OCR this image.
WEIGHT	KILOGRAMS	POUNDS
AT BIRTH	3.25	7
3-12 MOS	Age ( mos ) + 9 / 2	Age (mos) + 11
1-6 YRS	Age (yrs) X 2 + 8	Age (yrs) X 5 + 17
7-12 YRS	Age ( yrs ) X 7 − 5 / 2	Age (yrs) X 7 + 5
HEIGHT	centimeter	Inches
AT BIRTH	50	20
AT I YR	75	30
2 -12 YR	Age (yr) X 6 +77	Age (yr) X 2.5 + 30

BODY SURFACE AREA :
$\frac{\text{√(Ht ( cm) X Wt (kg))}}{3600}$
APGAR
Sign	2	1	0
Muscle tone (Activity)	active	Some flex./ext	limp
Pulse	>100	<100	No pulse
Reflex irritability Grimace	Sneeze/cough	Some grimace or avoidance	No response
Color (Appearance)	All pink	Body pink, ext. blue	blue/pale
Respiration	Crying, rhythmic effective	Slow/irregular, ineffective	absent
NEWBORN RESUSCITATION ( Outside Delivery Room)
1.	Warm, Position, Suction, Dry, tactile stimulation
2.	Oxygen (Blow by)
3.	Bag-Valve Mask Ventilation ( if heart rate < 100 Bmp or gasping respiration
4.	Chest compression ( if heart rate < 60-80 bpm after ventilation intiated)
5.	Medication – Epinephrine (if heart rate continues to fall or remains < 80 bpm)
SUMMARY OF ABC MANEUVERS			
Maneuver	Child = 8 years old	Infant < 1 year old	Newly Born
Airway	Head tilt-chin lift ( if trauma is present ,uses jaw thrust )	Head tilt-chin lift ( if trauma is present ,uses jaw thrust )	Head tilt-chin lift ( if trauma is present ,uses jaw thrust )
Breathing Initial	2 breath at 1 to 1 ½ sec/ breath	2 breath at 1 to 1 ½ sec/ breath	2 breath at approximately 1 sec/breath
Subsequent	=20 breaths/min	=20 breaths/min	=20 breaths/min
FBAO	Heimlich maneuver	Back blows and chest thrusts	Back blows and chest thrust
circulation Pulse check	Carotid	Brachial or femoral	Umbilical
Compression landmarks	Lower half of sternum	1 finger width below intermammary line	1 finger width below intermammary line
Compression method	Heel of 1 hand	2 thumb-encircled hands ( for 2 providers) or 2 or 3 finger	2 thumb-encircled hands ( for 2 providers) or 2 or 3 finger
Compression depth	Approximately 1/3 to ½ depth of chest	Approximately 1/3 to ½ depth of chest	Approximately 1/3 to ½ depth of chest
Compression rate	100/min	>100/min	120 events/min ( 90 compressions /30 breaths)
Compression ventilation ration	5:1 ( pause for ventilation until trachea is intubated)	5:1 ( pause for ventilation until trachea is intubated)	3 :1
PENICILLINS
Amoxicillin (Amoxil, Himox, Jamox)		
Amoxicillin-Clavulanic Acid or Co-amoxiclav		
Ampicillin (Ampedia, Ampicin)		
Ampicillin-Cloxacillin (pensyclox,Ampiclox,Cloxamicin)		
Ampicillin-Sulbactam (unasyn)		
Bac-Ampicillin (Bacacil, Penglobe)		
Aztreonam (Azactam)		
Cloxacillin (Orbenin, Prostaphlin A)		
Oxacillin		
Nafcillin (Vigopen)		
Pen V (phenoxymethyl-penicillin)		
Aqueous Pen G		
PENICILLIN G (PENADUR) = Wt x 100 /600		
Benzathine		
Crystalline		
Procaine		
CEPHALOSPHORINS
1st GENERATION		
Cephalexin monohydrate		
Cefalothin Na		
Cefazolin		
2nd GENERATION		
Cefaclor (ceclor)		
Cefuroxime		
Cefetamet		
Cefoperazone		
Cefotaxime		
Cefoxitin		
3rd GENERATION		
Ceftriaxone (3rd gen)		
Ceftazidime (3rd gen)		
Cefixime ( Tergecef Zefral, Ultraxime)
· · ·
Task instructions: Reproduce each line verbatim.

Written solution:
OCR this image.
WEIGHT	KILOGRAMS	POUNDS
AT BIRTH	3.25	7
3-12 MOS	Age ( mos ) + 9 / 2	Age (mos) + 11
1-6 YRS	Age (yrs) X 2 + 8	Age (yrs) X 5 + 17
7-12 YRS	Age ( yrs ) X 7 − 5 / 2	Age (yrs) X 7 + 5
HEIGHT	centimeter	Inches
AT BIRTH	50	20
AT I YR	75	30
2 -12 YR	Age (yr) X 6 +77	Age (yr) X 2.5 + 30

BODY SURFACE AREA :
$\frac{\text{√(Ht ( cm) X Wt (kg))}}{3600}$
APGAR
Sign	2	1	0
Muscle tone (Activity)	active	Some flex./ext	limp
Pulse	>100	<100	No pulse
Reflex irritability Grimace	Sneeze/cough	Some grimace or avoidance	No response
Color (Appearance)	All pink	Body pink, ext. blue	blue/pale
Respiration	Crying, rhythmic effective	Slow/irregular, ineffective	absent
NEWBORN RESUSCITATION ( Outside Delivery Room)
1.	Warm, Position, Suction, Dry, tactile stimulation
2.	Oxygen (Blow by)
3.	Bag-Valve Mask Ventilation ( if heart rate < 100 Bmp or gasping respiration
4.	Chest compression ( if heart rate < 60-80 bpm after ventilation intiated)
5.	Medication – Epinephrine (if heart rate continues to fall or remains < 80 bpm)
SUMMARY OF ABC MANEUVERS			
Maneuver	Child = 8 years old	Infant < 1 year old	Newly Born
Airway	Head tilt-chin lift ( if trauma is present ,uses jaw thrust )	Head tilt-chin lift ( if trauma is present ,uses jaw thrust )	Head tilt-chin lift ( if trauma is present ,uses jaw thrust )
Breathing Initial	2 breath at 1 to 1 ½ sec/ breath	2 breath at 1 to 1 ½ sec/ breath	2 breath at approximately 1 sec/breath
Subsequent	=20 breaths/min	=20 breaths/min	=20 breaths/min
FBAO	Heimlich maneuver	Back blows and chest thrusts	Back blows and chest thrust
circulation Pulse check	Carotid	Brachial or femoral	Umbilical
Compression landmarks	Lower half of sternum	1 finger width below intermammary line	1 finger width below intermammary line
Compression method	Heel of 1 hand	2 thumb-encircled hands ( for 2 providers) or 2 or 3 finger	2 thumb-encircled hands ( for 2 providers) or 2 or 3 finger
Compression depth	Approximately 1/3 to ½ depth of chest	Approximately 1/3 to ½ depth of chest	Approximately 1/3 to ½ depth of chest
Compression rate	100/min	>100/min	120 events/min ( 90 compressions /30 breaths)
Compression ventilation ration	5:1 ( pause for ventilation until trachea is intubated)	5:1 ( pause for ventilation until trachea is intubated)	3 :1
PENICILLINS
Amoxicillin (Amoxil, Himox, Jamox)		
Amoxicillin-Clavulanic Acid or Co-amoxiclav		
Ampicillin (Ampedia, Ampicin)		
Ampicillin-Cloxacillin (pensyclox,Ampiclox,Cloxamicin)		
Ampicillin-Sulbactam (unasyn)		
Bac-Ampicillin (Bacacil, Penglobe)		
Aztreonam (Azactam)		
Cloxacillin (Orbenin, Prostaphlin A)		
Oxacillin		
Nafcillin (Vigopen)		
Pen V (phenoxymethyl-penicillin)		
Aqueous Pen G		
PENICILLIN G (PENADUR) = Wt x 100 /600		
Benzathine		
Crystalline		
Procaine		
CEPHALOSPHORINS
1st GENERATION		
Cephalexin monohydrate		
Cefalothin Na		
Cefazolin		
2nd GENERATION		
Cefaclor (ceclor)		
Cefuroxime		
Cefetamet		
Cefoperazone		
Cefotaxime		
Cefoxitin		
3rd GENERATION		
Ceftriaxone (3rd gen)		
Ceftazidime (3rd gen)		
Cefixime ( Tergecef Zefral, Ultraxime)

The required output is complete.